[Figure dataset records]
▼

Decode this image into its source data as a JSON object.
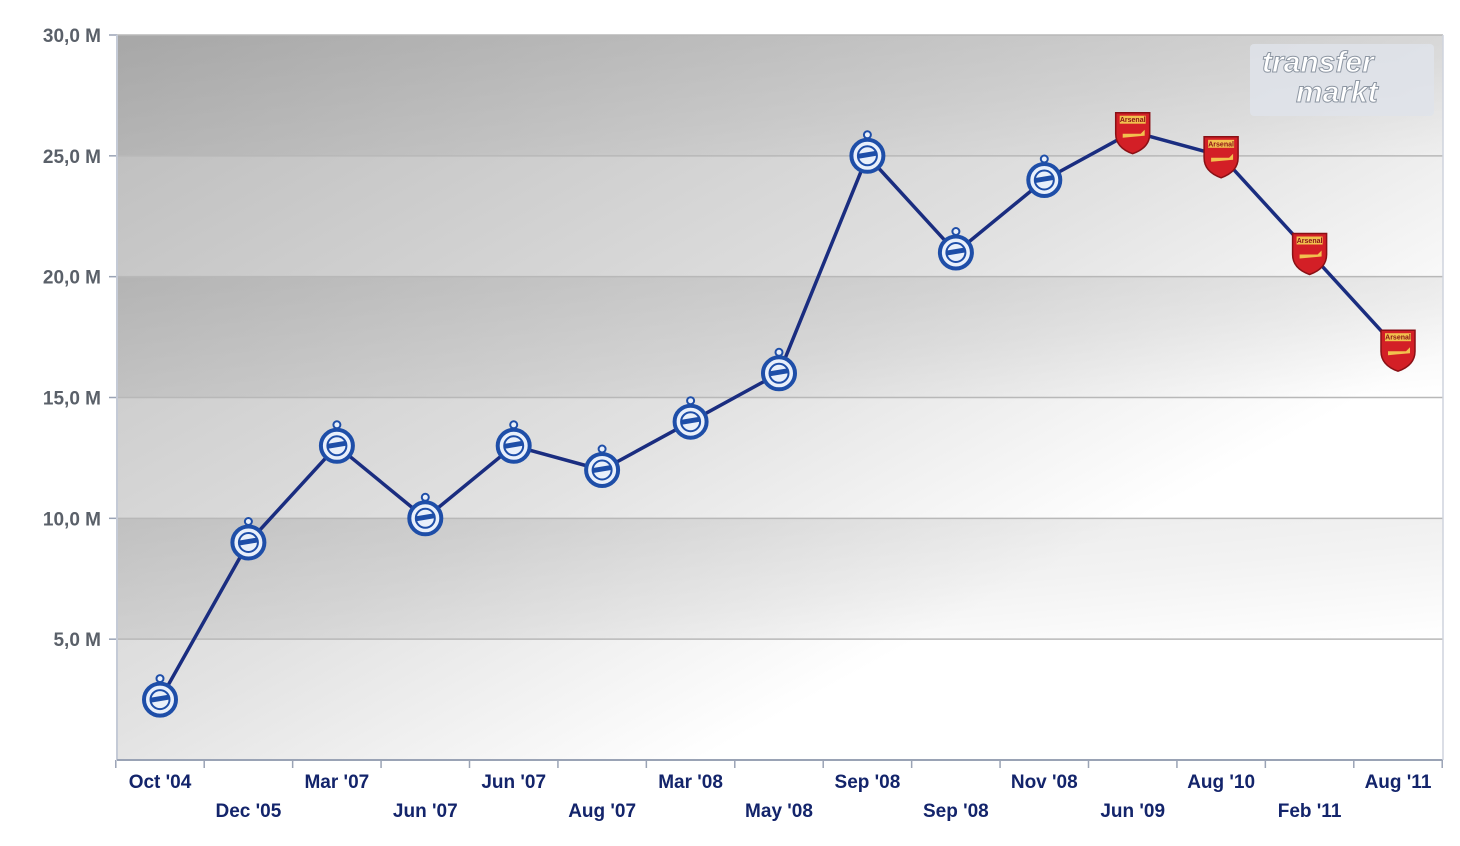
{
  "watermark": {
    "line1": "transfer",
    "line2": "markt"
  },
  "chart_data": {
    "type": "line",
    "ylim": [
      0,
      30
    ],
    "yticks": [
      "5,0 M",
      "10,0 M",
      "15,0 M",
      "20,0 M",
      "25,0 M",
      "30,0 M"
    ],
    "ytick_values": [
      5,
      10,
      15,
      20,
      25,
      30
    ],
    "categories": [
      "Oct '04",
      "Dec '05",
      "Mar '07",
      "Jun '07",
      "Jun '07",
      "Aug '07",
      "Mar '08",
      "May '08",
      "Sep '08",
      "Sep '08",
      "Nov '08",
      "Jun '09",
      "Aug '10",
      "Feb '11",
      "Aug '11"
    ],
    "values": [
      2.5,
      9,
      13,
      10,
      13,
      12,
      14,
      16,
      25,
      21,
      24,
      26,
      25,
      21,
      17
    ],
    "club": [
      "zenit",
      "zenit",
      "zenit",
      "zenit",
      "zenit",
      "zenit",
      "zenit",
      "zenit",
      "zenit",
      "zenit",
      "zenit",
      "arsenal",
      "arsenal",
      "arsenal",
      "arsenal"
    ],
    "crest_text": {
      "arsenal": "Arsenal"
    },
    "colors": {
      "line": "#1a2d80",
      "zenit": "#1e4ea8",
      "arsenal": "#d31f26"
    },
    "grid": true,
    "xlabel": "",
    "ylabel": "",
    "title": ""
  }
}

▲

> Written request: Return all of the entries exactly as written, but drop any pictures they hold.

> Response to the exercise:
Decode this image into its source data as a JSON object.
{
  "watermark": {
    "line1": "transfer",
    "line2": "markt"
  },
  "chart_data": {
    "type": "line",
    "ylim": [
      0,
      30
    ],
    "yticks": [
      "5,0 M",
      "10,0 M",
      "15,0 M",
      "20,0 M",
      "25,0 M",
      "30,0 M"
    ],
    "ytick_values": [
      5,
      10,
      15,
      20,
      25,
      30
    ],
    "categories": [
      "Oct '04",
      "Dec '05",
      "Mar '07",
      "Jun '07",
      "Jun '07",
      "Aug '07",
      "Mar '08",
      "May '08",
      "Sep '08",
      "Sep '08",
      "Nov '08",
      "Jun '09",
      "Aug '10",
      "Feb '11",
      "Aug '11"
    ],
    "values": [
      2.5,
      9,
      13,
      10,
      13,
      12,
      14,
      16,
      25,
      21,
      24,
      26,
      25,
      21,
      17
    ],
    "club": [
      "zenit",
      "zenit",
      "zenit",
      "zenit",
      "zenit",
      "zenit",
      "zenit",
      "zenit",
      "zenit",
      "zenit",
      "zenit",
      "arsenal",
      "arsenal",
      "arsenal",
      "arsenal"
    ],
    "crest_text": {
      "arsenal": "Arsenal"
    },
    "colors": {
      "line": "#1a2d80",
      "zenit": "#1e4ea8",
      "arsenal": "#d31f26"
    },
    "grid": true,
    "xlabel": "",
    "ylabel": "",
    "title": ""
  }
}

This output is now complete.